> Problem statement
Search the records for the word "title" and pick out every line that has it.

> Source records
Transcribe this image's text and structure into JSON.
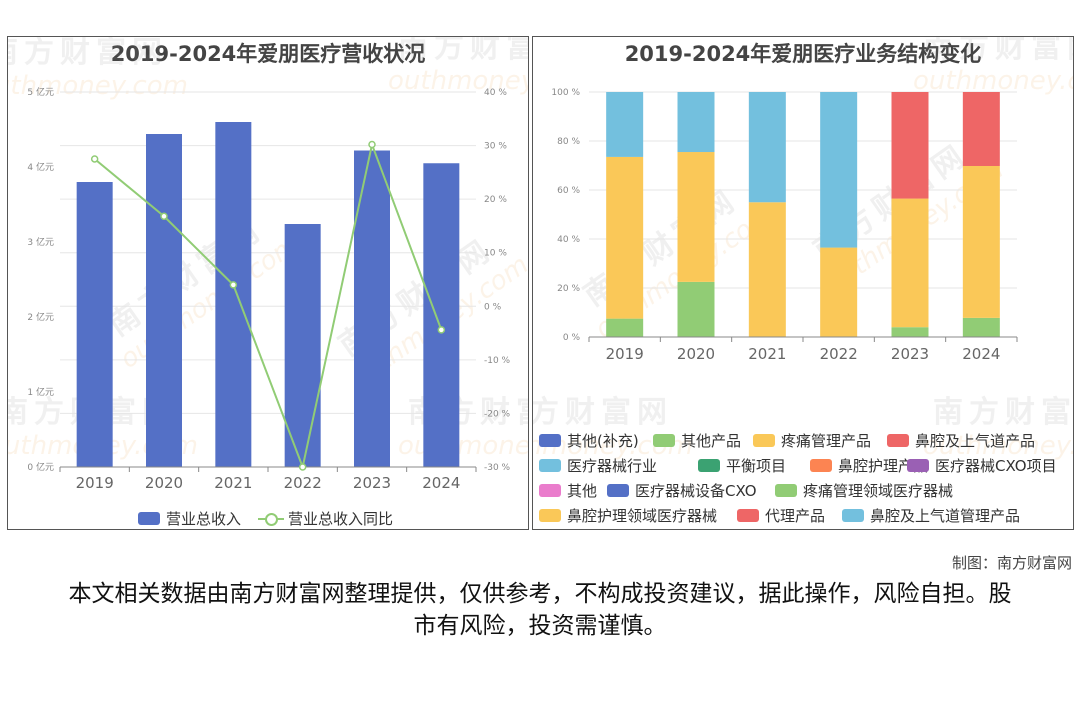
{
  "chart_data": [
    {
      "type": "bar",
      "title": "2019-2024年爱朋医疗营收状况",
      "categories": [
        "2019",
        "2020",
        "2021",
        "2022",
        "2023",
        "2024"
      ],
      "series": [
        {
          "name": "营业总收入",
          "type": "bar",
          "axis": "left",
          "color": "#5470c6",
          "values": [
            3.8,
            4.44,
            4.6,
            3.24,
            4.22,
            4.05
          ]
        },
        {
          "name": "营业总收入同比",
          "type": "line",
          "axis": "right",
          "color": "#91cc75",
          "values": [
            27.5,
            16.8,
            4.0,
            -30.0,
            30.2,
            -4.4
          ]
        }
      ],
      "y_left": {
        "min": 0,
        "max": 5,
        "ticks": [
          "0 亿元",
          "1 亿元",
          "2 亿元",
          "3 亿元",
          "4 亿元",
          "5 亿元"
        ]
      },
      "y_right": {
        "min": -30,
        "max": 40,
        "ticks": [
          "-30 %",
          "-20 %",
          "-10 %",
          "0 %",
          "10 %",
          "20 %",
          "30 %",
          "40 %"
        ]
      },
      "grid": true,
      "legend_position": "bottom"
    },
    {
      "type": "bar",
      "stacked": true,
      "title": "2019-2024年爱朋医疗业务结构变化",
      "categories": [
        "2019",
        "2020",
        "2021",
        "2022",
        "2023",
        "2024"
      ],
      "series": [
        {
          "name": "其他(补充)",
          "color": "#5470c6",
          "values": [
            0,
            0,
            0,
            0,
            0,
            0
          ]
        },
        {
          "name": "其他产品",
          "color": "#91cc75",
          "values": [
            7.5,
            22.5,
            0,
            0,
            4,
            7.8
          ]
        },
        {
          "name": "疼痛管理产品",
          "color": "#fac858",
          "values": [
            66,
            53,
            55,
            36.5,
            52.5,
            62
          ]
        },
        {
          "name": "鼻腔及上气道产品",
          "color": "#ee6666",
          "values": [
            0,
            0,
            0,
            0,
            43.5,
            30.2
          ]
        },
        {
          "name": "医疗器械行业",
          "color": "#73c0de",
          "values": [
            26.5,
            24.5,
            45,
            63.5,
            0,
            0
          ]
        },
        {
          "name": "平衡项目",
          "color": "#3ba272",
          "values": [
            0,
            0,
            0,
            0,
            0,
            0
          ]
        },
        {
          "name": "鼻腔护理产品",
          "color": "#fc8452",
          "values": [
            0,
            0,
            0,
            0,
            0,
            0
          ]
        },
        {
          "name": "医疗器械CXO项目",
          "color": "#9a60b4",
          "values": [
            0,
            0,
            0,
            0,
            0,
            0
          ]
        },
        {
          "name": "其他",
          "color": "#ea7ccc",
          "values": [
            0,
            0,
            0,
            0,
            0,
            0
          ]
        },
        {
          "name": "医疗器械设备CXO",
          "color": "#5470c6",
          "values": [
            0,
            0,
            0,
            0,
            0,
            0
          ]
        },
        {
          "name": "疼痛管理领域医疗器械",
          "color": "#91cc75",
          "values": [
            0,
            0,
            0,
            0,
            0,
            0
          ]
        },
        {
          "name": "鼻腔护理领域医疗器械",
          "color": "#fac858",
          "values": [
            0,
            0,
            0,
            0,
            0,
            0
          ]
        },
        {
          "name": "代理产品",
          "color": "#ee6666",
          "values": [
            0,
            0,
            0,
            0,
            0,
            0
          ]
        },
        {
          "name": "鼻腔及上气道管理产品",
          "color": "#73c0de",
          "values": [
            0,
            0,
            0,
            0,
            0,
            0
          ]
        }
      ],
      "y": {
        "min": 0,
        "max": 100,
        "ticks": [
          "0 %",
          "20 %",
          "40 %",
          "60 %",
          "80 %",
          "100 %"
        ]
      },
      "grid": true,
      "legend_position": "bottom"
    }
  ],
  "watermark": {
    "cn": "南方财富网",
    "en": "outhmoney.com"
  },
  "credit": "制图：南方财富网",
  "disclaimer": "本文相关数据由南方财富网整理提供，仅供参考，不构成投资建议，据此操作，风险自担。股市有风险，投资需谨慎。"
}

> Reply to the task
      "title": "2019-2024年爱朋医疗营收状况",
      "title": "2019-2024年爱朋医疗业务结构变化",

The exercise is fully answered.